-- start of EXCERPTED DATA --

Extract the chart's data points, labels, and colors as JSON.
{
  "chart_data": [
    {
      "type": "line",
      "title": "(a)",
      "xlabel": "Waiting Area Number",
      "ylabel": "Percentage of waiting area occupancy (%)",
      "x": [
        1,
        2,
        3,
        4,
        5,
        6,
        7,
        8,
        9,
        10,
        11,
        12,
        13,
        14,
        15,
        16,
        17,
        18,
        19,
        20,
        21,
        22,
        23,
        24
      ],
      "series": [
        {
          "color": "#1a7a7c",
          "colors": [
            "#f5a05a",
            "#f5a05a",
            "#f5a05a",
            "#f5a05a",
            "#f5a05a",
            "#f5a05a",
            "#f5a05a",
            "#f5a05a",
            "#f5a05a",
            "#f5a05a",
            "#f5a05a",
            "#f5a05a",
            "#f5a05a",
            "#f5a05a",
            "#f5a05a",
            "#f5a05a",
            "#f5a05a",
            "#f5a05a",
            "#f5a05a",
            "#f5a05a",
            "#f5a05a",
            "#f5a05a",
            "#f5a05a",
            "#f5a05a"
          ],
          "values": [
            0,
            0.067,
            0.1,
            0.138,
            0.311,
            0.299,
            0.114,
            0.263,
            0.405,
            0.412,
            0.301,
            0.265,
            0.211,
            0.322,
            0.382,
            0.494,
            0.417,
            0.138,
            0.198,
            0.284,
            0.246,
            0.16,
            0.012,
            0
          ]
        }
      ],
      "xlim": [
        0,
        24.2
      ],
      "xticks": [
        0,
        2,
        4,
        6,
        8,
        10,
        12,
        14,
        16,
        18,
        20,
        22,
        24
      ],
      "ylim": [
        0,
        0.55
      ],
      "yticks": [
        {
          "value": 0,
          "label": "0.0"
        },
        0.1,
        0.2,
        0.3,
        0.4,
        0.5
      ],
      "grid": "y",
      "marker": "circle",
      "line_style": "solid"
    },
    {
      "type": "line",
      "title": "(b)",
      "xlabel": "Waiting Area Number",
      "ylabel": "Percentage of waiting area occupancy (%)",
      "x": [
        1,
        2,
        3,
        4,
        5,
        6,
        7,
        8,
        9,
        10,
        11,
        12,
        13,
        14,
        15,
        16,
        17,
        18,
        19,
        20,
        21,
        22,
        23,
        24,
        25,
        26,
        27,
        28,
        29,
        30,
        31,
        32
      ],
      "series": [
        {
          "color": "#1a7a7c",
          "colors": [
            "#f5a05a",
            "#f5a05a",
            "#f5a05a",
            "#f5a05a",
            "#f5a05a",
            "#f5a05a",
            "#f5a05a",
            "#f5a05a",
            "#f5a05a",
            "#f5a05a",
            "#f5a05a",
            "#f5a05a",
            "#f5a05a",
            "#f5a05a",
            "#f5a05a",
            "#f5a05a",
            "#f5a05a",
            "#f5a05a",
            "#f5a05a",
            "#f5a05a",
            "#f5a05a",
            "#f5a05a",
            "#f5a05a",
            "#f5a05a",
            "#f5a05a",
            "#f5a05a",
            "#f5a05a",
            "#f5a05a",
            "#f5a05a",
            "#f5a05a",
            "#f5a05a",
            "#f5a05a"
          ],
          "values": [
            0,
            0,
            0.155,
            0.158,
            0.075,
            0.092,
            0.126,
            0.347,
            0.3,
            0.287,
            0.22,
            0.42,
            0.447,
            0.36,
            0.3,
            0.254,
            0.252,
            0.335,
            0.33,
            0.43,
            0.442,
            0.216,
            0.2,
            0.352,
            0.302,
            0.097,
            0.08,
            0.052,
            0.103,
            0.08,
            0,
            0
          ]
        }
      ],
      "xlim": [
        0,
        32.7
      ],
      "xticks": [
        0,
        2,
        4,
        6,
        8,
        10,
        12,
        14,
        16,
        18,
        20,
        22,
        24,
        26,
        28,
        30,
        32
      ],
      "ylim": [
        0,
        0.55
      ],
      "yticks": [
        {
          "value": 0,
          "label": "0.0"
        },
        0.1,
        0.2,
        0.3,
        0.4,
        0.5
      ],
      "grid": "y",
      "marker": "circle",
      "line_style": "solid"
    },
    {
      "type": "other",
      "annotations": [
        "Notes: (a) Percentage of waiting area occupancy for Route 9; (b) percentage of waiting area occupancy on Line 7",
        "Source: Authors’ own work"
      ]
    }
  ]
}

-- end of EXCERPTED DATA --

- [YOUR INSTRUCTIONS]:
Send back all of the entries exactly, with nothing missing.

- [WRITTEN RESPONSE]:
Extract the chart's data points, labels, and colors as JSON.
{
  "chart_data": [
    {
      "type": "line",
      "title": "(a)",
      "xlabel": "Waiting Area Number",
      "ylabel": "Percentage of waiting area occupancy (%)",
      "x": [
        1,
        2,
        3,
        4,
        5,
        6,
        7,
        8,
        9,
        10,
        11,
        12,
        13,
        14,
        15,
        16,
        17,
        18,
        19,
        20,
        21,
        22,
        23,
        24
      ],
      "series": [
        {
          "color": "#1a7a7c",
          "colors": [
            "#f5a05a",
            "#f5a05a",
            "#f5a05a",
            "#f5a05a",
            "#f5a05a",
            "#f5a05a",
            "#f5a05a",
            "#f5a05a",
            "#f5a05a",
            "#f5a05a",
            "#f5a05a",
            "#f5a05a",
            "#f5a05a",
            "#f5a05a",
            "#f5a05a",
            "#f5a05a",
            "#f5a05a",
            "#f5a05a",
            "#f5a05a",
            "#f5a05a",
            "#f5a05a",
            "#f5a05a",
            "#f5a05a",
            "#f5a05a"
          ],
          "values": [
            0,
            0.067,
            0.1,
            0.138,
            0.311,
            0.299,
            0.114,
            0.263,
            0.405,
            0.412,
            0.301,
            0.265,
            0.211,
            0.322,
            0.382,
            0.494,
            0.417,
            0.138,
            0.198,
            0.284,
            0.246,
            0.16,
            0.012,
            0
          ]
        }
      ],
      "xlim": [
        0,
        24.2
      ],
      "xticks": [
        0,
        2,
        4,
        6,
        8,
        10,
        12,
        14,
        16,
        18,
        20,
        22,
        24
      ],
      "ylim": [
        0,
        0.55
      ],
      "yticks": [
        {
          "value": 0,
          "label": "0.0"
        },
        0.1,
        0.2,
        0.3,
        0.4,
        0.5
      ],
      "grid": "y",
      "marker": "circle",
      "line_style": "solid"
    },
    {
      "type": "line",
      "title": "(b)",
      "xlabel": "Waiting Area Number",
      "ylabel": "Percentage of waiting area occupancy (%)",
      "x": [
        1,
        2,
        3,
        4,
        5,
        6,
        7,
        8,
        9,
        10,
        11,
        12,
        13,
        14,
        15,
        16,
        17,
        18,
        19,
        20,
        21,
        22,
        23,
        24,
        25,
        26,
        27,
        28,
        29,
        30,
        31,
        32
      ],
      "series": [
        {
          "color": "#1a7a7c",
          "colors": [
            "#f5a05a",
            "#f5a05a",
            "#f5a05a",
            "#f5a05a",
            "#f5a05a",
            "#f5a05a",
            "#f5a05a",
            "#f5a05a",
            "#f5a05a",
            "#f5a05a",
            "#f5a05a",
            "#f5a05a",
            "#f5a05a",
            "#f5a05a",
            "#f5a05a",
            "#f5a05a",
            "#f5a05a",
            "#f5a05a",
            "#f5a05a",
            "#f5a05a",
            "#f5a05a",
            "#f5a05a",
            "#f5a05a",
            "#f5a05a",
            "#f5a05a",
            "#f5a05a",
            "#f5a05a",
            "#f5a05a",
            "#f5a05a",
            "#f5a05a",
            "#f5a05a",
            "#f5a05a"
          ],
          "values": [
            0,
            0,
            0.155,
            0.158,
            0.075,
            0.092,
            0.126,
            0.347,
            0.3,
            0.287,
            0.22,
            0.42,
            0.447,
            0.36,
            0.3,
            0.254,
            0.252,
            0.335,
            0.33,
            0.43,
            0.442,
            0.216,
            0.2,
            0.352,
            0.302,
            0.097,
            0.08,
            0.052,
            0.103,
            0.08,
            0,
            0
          ]
        }
      ],
      "xlim": [
        0,
        32.7
      ],
      "xticks": [
        0,
        2,
        4,
        6,
        8,
        10,
        12,
        14,
        16,
        18,
        20,
        22,
        24,
        26,
        28,
        30,
        32
      ],
      "ylim": [
        0,
        0.55
      ],
      "yticks": [
        {
          "value": 0,
          "label": "0.0"
        },
        0.1,
        0.2,
        0.3,
        0.4,
        0.5
      ],
      "grid": "y",
      "marker": "circle",
      "line_style": "solid"
    },
    {
      "type": "other",
      "annotations": [
        "Notes: (a) Percentage of waiting area occupancy for Route 9; (b) percentage of waiting area occupancy on Line 7",
        "Source: Authors’ own work"
      ]
    }
  ]
}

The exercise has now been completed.